[Extracted data entries]

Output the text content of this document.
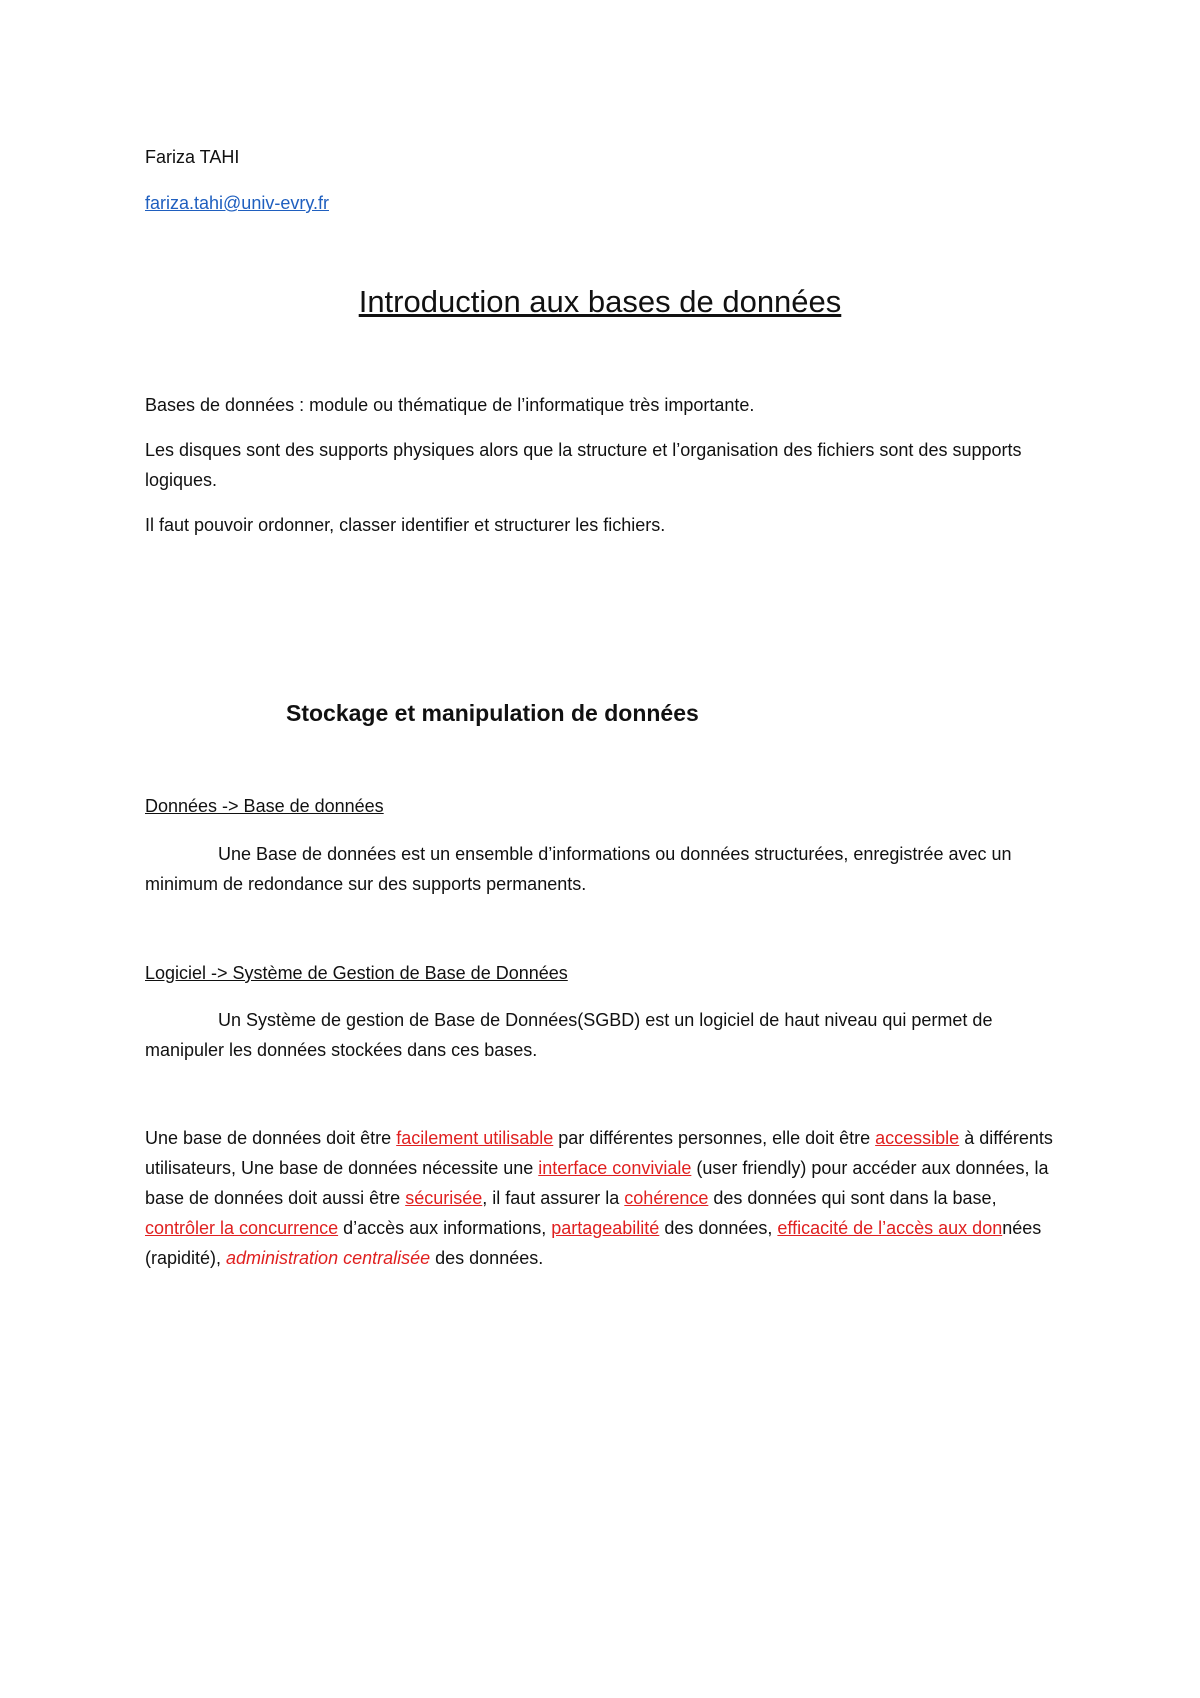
Fariza TAHI

fariza.tahi@univ-evry.fr

Introduction aux bases de données

Bases de données : module ou thématique de l’informatique très importante.

Les disques sont des supports physiques alors que la structure et l’organisation des fichiers sont des supports logiques.

Il faut pouvoir ordonner, classer identifier et structurer les fichiers.

Stockage et manipulation de données

Données -> Base de données

Une Base de données est un ensemble d’informations ou données structurées, enregistrée avec un minimum de redondance sur des supports permanents.

Logiciel -> Système de Gestion de Base de Données

Un Système de gestion de Base de Données(SGBD) est un logiciel de haut niveau qui permet de manipuler les données stockées dans ces bases.

Une base de données doit être facilement utilisable par différentes personnes, elle doit être accessible à différents utilisateurs, Une base de données nécessite une interface conviviale (user friendly) pour accéder aux données, la base de données doit aussi être sécurisée, il faut assurer la cohérence des données qui sont dans la base, contrôler la concurrence d’accès aux informations, partageabilité des données, efficacité de l’accès aux données (rapidité), administration centralisée des données.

▸ **EXERCISE AIM**: Transcribe the entries above verbatim, omitting their pictures.

▸ **CORRECT RESULT**:
Output the text content of this document.
Fariza TAHI

fariza.tahi@univ-evry.fr

Introduction aux bases de données

Bases de données : module ou thématique de l’informatique très importante.

Les disques sont des supports physiques alors que la structure et l’organisation des fichiers sont des supports logiques.

Il faut pouvoir ordonner, classer identifier et structurer les fichiers.

Stockage et manipulation de données

Données -> Base de données

Une Base de données est un ensemble d’informations ou données structurées, enregistrée avec un minimum de redondance sur des supports permanents.

Logiciel -> Système de Gestion de Base de Données

Un Système de gestion de Base de Données(SGBD) est un logiciel de haut niveau qui permet de manipuler les données stockées dans ces bases.

Une base de données doit être facilement utilisable par différentes personnes, elle doit être accessible à différents utilisateurs, Une base de données nécessite une interface conviviale (user friendly) pour accéder aux données, la base de données doit aussi être sécurisée, il faut assurer la cohérence des données qui sont dans la base, contrôler la concurrence d’accès aux informations, partageabilité des données, efficacité de l’accès aux données (rapidité), administration centralisée des données.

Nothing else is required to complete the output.